> Task directions: Swap "simout" for "logdata" in the lines below and give them again with everything else unchanged, leaving out the pictures.
** start Provided material **
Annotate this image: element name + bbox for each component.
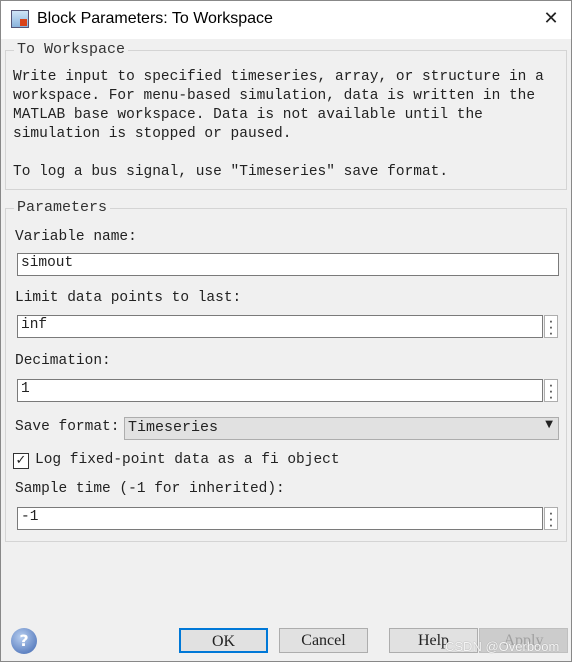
save-format-value: Timeseries (128, 419, 219, 436)
description-line: simulation is stopped or paused. (13, 126, 292, 142)
parameters-group-title: Parameters (14, 199, 111, 216)
save-format-label: Save format: (15, 419, 120, 435)
cancel-button[interactable]: Cancel (279, 628, 368, 653)
limit-options-button[interactable]: · · · (544, 315, 558, 340)
decimation-input[interactable]: 1 (17, 379, 543, 402)
simulink-block-icon (11, 10, 29, 28)
description-line: MATLAB base workspace. Data is not avail… (13, 107, 483, 123)
description-line: To log a bus signal, use "Timeseries" sa… (13, 164, 449, 180)
decimation-options-button[interactable]: · · · (544, 379, 558, 404)
window-title: Block Parameters: To Workspace (37, 10, 273, 27)
title-bar: Block Parameters: To Workspace ✕ (1, 1, 571, 39)
close-icon[interactable]: ✕ (539, 7, 563, 31)
chevron-down-icon: ▼ (545, 419, 553, 430)
sample-time-label: Sample time (-1 for inherited): (15, 481, 285, 497)
log-fixed-point-label: Log fixed-point data as a fi object (35, 452, 340, 468)
limit-input[interactable]: inf (17, 315, 543, 338)
description-line: Write input to specified timeseries, arr… (13, 69, 544, 85)
description-line: workspace. For menu-based simulation, da… (13, 88, 536, 104)
sample-time-input[interactable]: -1 (17, 507, 543, 530)
sample-time-options-button[interactable]: · · · (544, 507, 558, 532)
watermark: CSDN @Overboom (445, 639, 560, 654)
ok-button[interactable]: OK (179, 628, 268, 653)
description-group-title: To Workspace (14, 41, 129, 58)
decimation-label: Decimation: (15, 353, 111, 369)
variable-name-label: Variable name: (15, 229, 137, 245)
help-question-icon[interactable]: ? (11, 628, 37, 654)
log-fixed-point-checkbox[interactable]: ✓ (13, 453, 29, 469)
variable-name-input[interactable]: simout (17, 253, 559, 276)
limit-label: Limit data points to last: (15, 290, 242, 306)
save-format-select[interactable]: Timeseries ▼ (124, 417, 559, 440)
** end Provided material **
> Completed task:
Annotate this image: element name + bbox for each component.
save-format-value: Timeseries (128, 419, 219, 436)
description-line: simulation is stopped or paused. (13, 126, 292, 142)
parameters-group-title: Parameters (14, 199, 111, 216)
save-format-label: Save format: (15, 419, 120, 435)
cancel-button[interactable]: Cancel (279, 628, 368, 653)
limit-options-button[interactable]: · · · (544, 315, 558, 340)
decimation-input[interactable]: 1 (17, 379, 543, 402)
simulink-block-icon (11, 10, 29, 28)
description-line: MATLAB base workspace. Data is not avail… (13, 107, 483, 123)
description-line: To log a bus signal, use "Timeseries" sa… (13, 164, 449, 180)
decimation-options-button[interactable]: · · · (544, 379, 558, 404)
window-title: Block Parameters: To Workspace (37, 10, 273, 27)
title-bar: Block Parameters: To Workspace ✕ (1, 1, 571, 39)
close-icon[interactable]: ✕ (539, 7, 563, 31)
chevron-down-icon: ▼ (545, 419, 553, 430)
sample-time-label: Sample time (-1 for inherited): (15, 481, 285, 497)
log-fixed-point-label: Log fixed-point data as a fi object (35, 452, 340, 468)
limit-input[interactable]: inf (17, 315, 543, 338)
description-line: Write input to specified timeseries, arr… (13, 69, 544, 85)
description-line: workspace. For menu-based simulation, da… (13, 88, 536, 104)
sample-time-input[interactable]: -1 (17, 507, 543, 530)
sample-time-options-button[interactable]: · · · (544, 507, 558, 532)
watermark: CSDN @Overboom (445, 639, 560, 654)
ok-button[interactable]: OK (179, 628, 268, 653)
description-group-title: To Workspace (14, 41, 129, 58)
decimation-label: Decimation: (15, 353, 111, 369)
variable-name-label: Variable name: (15, 229, 137, 245)
help-question-icon[interactable]: ? (11, 628, 37, 654)
log-fixed-point-checkbox[interactable]: ✓ (13, 453, 29, 469)
variable-name-input[interactable]: logdata (17, 253, 559, 276)
limit-label: Limit data points to last: (15, 290, 242, 306)
save-format-select[interactable]: Timeseries ▼ (124, 417, 559, 440)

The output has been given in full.